**STORED RECORDS:**
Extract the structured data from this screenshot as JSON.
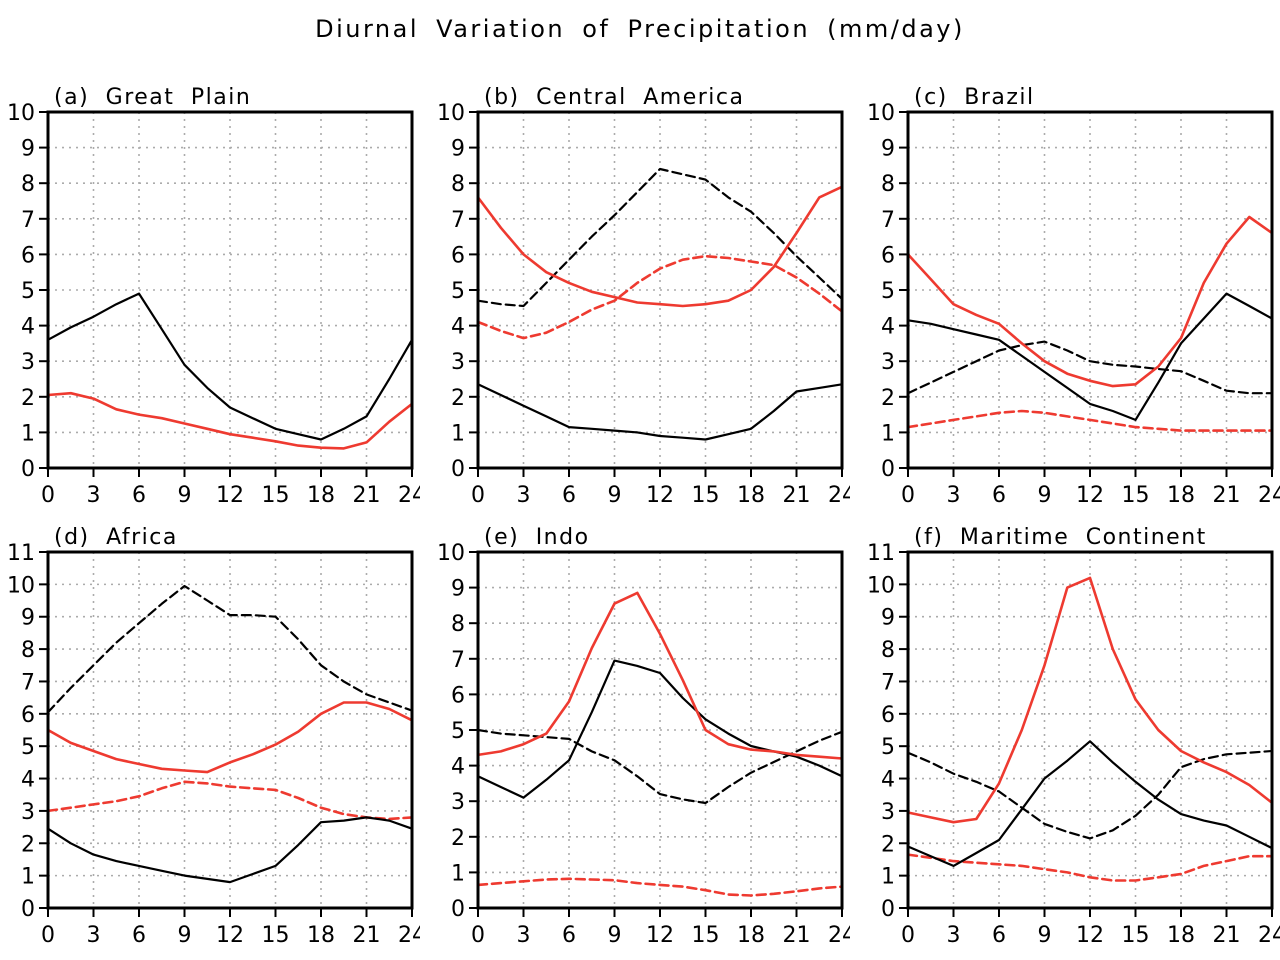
{
  "title": "Diurnal Variation of Precipitation (mm/day)",
  "colors": {
    "black": "#000000",
    "red": "#ee3a30",
    "grid": "#ababab",
    "axis": "#000000"
  },
  "x_hours": [
    0,
    1.5,
    3,
    4.5,
    6,
    7.5,
    9,
    10.5,
    12,
    13.5,
    15,
    16.5,
    18,
    19.5,
    21,
    22.5,
    24
  ],
  "chart_data": [
    {
      "type": "line",
      "title": "(a) Great Plain",
      "xlim": [
        0,
        24
      ],
      "ylim": [
        0,
        10
      ],
      "x_ticks": [
        0,
        3,
        6,
        9,
        12,
        15,
        18,
        21,
        24
      ],
      "y_tick_step": 1,
      "grid": true,
      "series": [
        {
          "name": "black-solid",
          "color": "black",
          "style": "solid",
          "values": [
            3.6,
            3.95,
            4.25,
            4.6,
            4.9,
            3.9,
            2.9,
            2.25,
            1.7,
            1.4,
            1.1,
            0.95,
            0.8,
            1.1,
            1.45,
            2.5,
            3.6
          ]
        },
        {
          "name": "red-solid",
          "color": "red",
          "style": "solid",
          "values": [
            2.05,
            2.1,
            1.95,
            1.65,
            1.5,
            1.4,
            1.25,
            1.1,
            0.95,
            0.85,
            0.75,
            0.63,
            0.57,
            0.55,
            0.72,
            1.3,
            1.8
          ]
        }
      ]
    },
    {
      "type": "line",
      "title": "(b) Central America",
      "xlim": [
        0,
        24
      ],
      "ylim": [
        0,
        10
      ],
      "x_ticks": [
        0,
        3,
        6,
        9,
        12,
        15,
        18,
        21,
        24
      ],
      "y_tick_step": 1,
      "grid": true,
      "series": [
        {
          "name": "black-dashed",
          "color": "black",
          "style": "dashed",
          "values": [
            4.7,
            4.6,
            4.55,
            5.2,
            5.85,
            6.5,
            7.1,
            7.75,
            8.4,
            8.25,
            8.1,
            7.6,
            7.2,
            6.6,
            5.95,
            5.35,
            4.75
          ]
        },
        {
          "name": "red-dashed",
          "color": "red",
          "style": "dashed",
          "values": [
            4.1,
            3.85,
            3.65,
            3.8,
            4.1,
            4.45,
            4.7,
            5.2,
            5.6,
            5.85,
            5.95,
            5.9,
            5.8,
            5.7,
            5.35,
            4.9,
            4.4
          ]
        },
        {
          "name": "black-solid",
          "color": "black",
          "style": "solid",
          "values": [
            2.35,
            2.05,
            1.75,
            1.45,
            1.15,
            1.1,
            1.05,
            1.0,
            0.9,
            0.85,
            0.8,
            0.95,
            1.1,
            1.6,
            2.15,
            2.25,
            2.35
          ]
        },
        {
          "name": "red-solid",
          "color": "red",
          "style": "solid",
          "values": [
            7.6,
            6.75,
            6.0,
            5.5,
            5.2,
            4.95,
            4.8,
            4.65,
            4.6,
            4.55,
            4.6,
            4.7,
            5.0,
            5.65,
            6.6,
            7.6,
            7.9
          ]
        }
      ]
    },
    {
      "type": "line",
      "title": "(c) Brazil",
      "xlim": [
        0,
        24
      ],
      "ylim": [
        0,
        10
      ],
      "x_ticks": [
        0,
        3,
        6,
        9,
        12,
        15,
        18,
        21,
        24
      ],
      "y_tick_step": 1,
      "grid": true,
      "series": [
        {
          "name": "black-dashed",
          "color": "black",
          "style": "dashed",
          "values": [
            2.1,
            2.4,
            2.7,
            3.0,
            3.3,
            3.45,
            3.55,
            3.3,
            3.0,
            2.9,
            2.85,
            2.78,
            2.72,
            2.45,
            2.17,
            2.1,
            2.1
          ]
        },
        {
          "name": "red-dashed",
          "color": "red",
          "style": "dashed",
          "values": [
            1.15,
            1.25,
            1.35,
            1.45,
            1.55,
            1.6,
            1.55,
            1.45,
            1.35,
            1.25,
            1.15,
            1.1,
            1.05,
            1.05,
            1.05,
            1.05,
            1.05
          ]
        },
        {
          "name": "black-solid",
          "color": "black",
          "style": "solid",
          "values": [
            4.15,
            4.05,
            3.9,
            3.75,
            3.6,
            3.15,
            2.7,
            2.25,
            1.8,
            1.6,
            1.35,
            2.4,
            3.5,
            4.2,
            4.9,
            4.55,
            4.2
          ]
        },
        {
          "name": "red-solid",
          "color": "red",
          "style": "solid",
          "values": [
            6.0,
            5.3,
            4.6,
            4.3,
            4.05,
            3.5,
            3.0,
            2.65,
            2.45,
            2.3,
            2.35,
            2.85,
            3.65,
            5.2,
            6.3,
            7.05,
            6.6
          ]
        }
      ]
    },
    {
      "type": "line",
      "title": "(d) Africa",
      "xlim": [
        0,
        24
      ],
      "ylim": [
        0,
        11
      ],
      "x_ticks": [
        0,
        3,
        6,
        9,
        12,
        15,
        18,
        21,
        24
      ],
      "y_tick_step": 1,
      "grid": true,
      "series": [
        {
          "name": "black-dashed",
          "color": "black",
          "style": "dashed",
          "values": [
            6.05,
            6.8,
            7.5,
            8.2,
            8.8,
            9.4,
            9.95,
            9.5,
            9.05,
            9.05,
            9.0,
            8.3,
            7.5,
            7.0,
            6.6,
            6.35,
            6.1
          ]
        },
        {
          "name": "red-dashed",
          "color": "red",
          "style": "dashed",
          "values": [
            3.0,
            3.1,
            3.2,
            3.3,
            3.45,
            3.7,
            3.9,
            3.85,
            3.75,
            3.7,
            3.65,
            3.4,
            3.1,
            2.9,
            2.8,
            2.75,
            2.8
          ]
        },
        {
          "name": "black-solid",
          "color": "black",
          "style": "solid",
          "values": [
            2.45,
            2.0,
            1.65,
            1.45,
            1.3,
            1.15,
            1.0,
            0.9,
            0.8,
            1.05,
            1.3,
            1.95,
            2.65,
            2.7,
            2.8,
            2.7,
            2.45
          ]
        },
        {
          "name": "red-solid",
          "color": "red",
          "style": "solid",
          "values": [
            5.5,
            5.1,
            4.85,
            4.6,
            4.45,
            4.3,
            4.25,
            4.2,
            4.5,
            4.75,
            5.05,
            5.45,
            6.0,
            6.35,
            6.35,
            6.15,
            5.8
          ]
        }
      ]
    },
    {
      "type": "line",
      "title": "(e) Indo",
      "xlim": [
        0,
        24
      ],
      "ylim": [
        0,
        10
      ],
      "x_ticks": [
        0,
        3,
        6,
        9,
        12,
        15,
        18,
        21,
        24
      ],
      "y_tick_step": 1,
      "grid": true,
      "series": [
        {
          "name": "black-dashed",
          "color": "black",
          "style": "dashed",
          "values": [
            5.0,
            4.9,
            4.85,
            4.8,
            4.75,
            4.4,
            4.15,
            3.7,
            3.2,
            3.05,
            2.95,
            3.4,
            3.8,
            4.1,
            4.4,
            4.7,
            4.95
          ]
        },
        {
          "name": "red-dashed",
          "color": "red",
          "style": "dashed",
          "values": [
            0.65,
            0.7,
            0.75,
            0.8,
            0.82,
            0.8,
            0.78,
            0.7,
            0.65,
            0.6,
            0.5,
            0.38,
            0.35,
            0.4,
            0.47,
            0.55,
            0.6
          ]
        },
        {
          "name": "black-solid",
          "color": "black",
          "style": "solid",
          "values": [
            3.7,
            3.4,
            3.1,
            3.6,
            4.15,
            5.5,
            6.95,
            6.8,
            6.6,
            5.9,
            5.3,
            4.9,
            4.55,
            4.4,
            4.25,
            4.0,
            3.7
          ]
        },
        {
          "name": "red-solid",
          "color": "red",
          "style": "solid",
          "values": [
            4.3,
            4.4,
            4.6,
            4.9,
            5.8,
            7.3,
            8.55,
            8.85,
            7.7,
            6.4,
            5.0,
            4.6,
            4.45,
            4.4,
            4.3,
            4.25,
            4.2
          ]
        }
      ]
    },
    {
      "type": "line",
      "title": "(f) Maritime Continent",
      "xlim": [
        0,
        24
      ],
      "ylim": [
        0,
        11
      ],
      "x_ticks": [
        0,
        3,
        6,
        9,
        12,
        15,
        18,
        21,
        24
      ],
      "y_tick_step": 1,
      "grid": true,
      "series": [
        {
          "name": "black-dashed",
          "color": "black",
          "style": "dashed",
          "values": [
            4.8,
            4.5,
            4.15,
            3.9,
            3.6,
            3.1,
            2.6,
            2.35,
            2.15,
            2.4,
            2.85,
            3.5,
            4.35,
            4.6,
            4.75,
            4.8,
            4.85
          ]
        },
        {
          "name": "red-dashed",
          "color": "red",
          "style": "dashed",
          "values": [
            1.65,
            1.55,
            1.45,
            1.4,
            1.35,
            1.3,
            1.2,
            1.1,
            0.95,
            0.85,
            0.85,
            0.95,
            1.05,
            1.3,
            1.45,
            1.6,
            1.6
          ]
        },
        {
          "name": "black-solid",
          "color": "black",
          "style": "solid",
          "values": [
            1.9,
            1.6,
            1.3,
            1.7,
            2.1,
            3.05,
            4.0,
            4.55,
            5.15,
            4.5,
            3.9,
            3.35,
            2.9,
            2.7,
            2.55,
            2.2,
            1.85
          ]
        },
        {
          "name": "red-solid",
          "color": "red",
          "style": "solid",
          "values": [
            2.95,
            2.8,
            2.65,
            2.75,
            3.85,
            5.5,
            7.5,
            9.9,
            10.2,
            8.0,
            6.45,
            5.5,
            4.85,
            4.5,
            4.2,
            3.8,
            3.25
          ]
        }
      ]
    }
  ]
}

**EXERCISE TASK:**
From the data above, pick out each line containing "title" and copy it.

**SOLVED EXERCISE:**
  "title": "Diurnal Variation of Precipitation (mm/day)",
      "title": "(a) Great Plain",
      "title": "(b) Central America",
      "title": "(c) Brazil",
      "title": "(d) Africa",
      "title": "(e) Indo",
      "title": "(f) Maritime Continent",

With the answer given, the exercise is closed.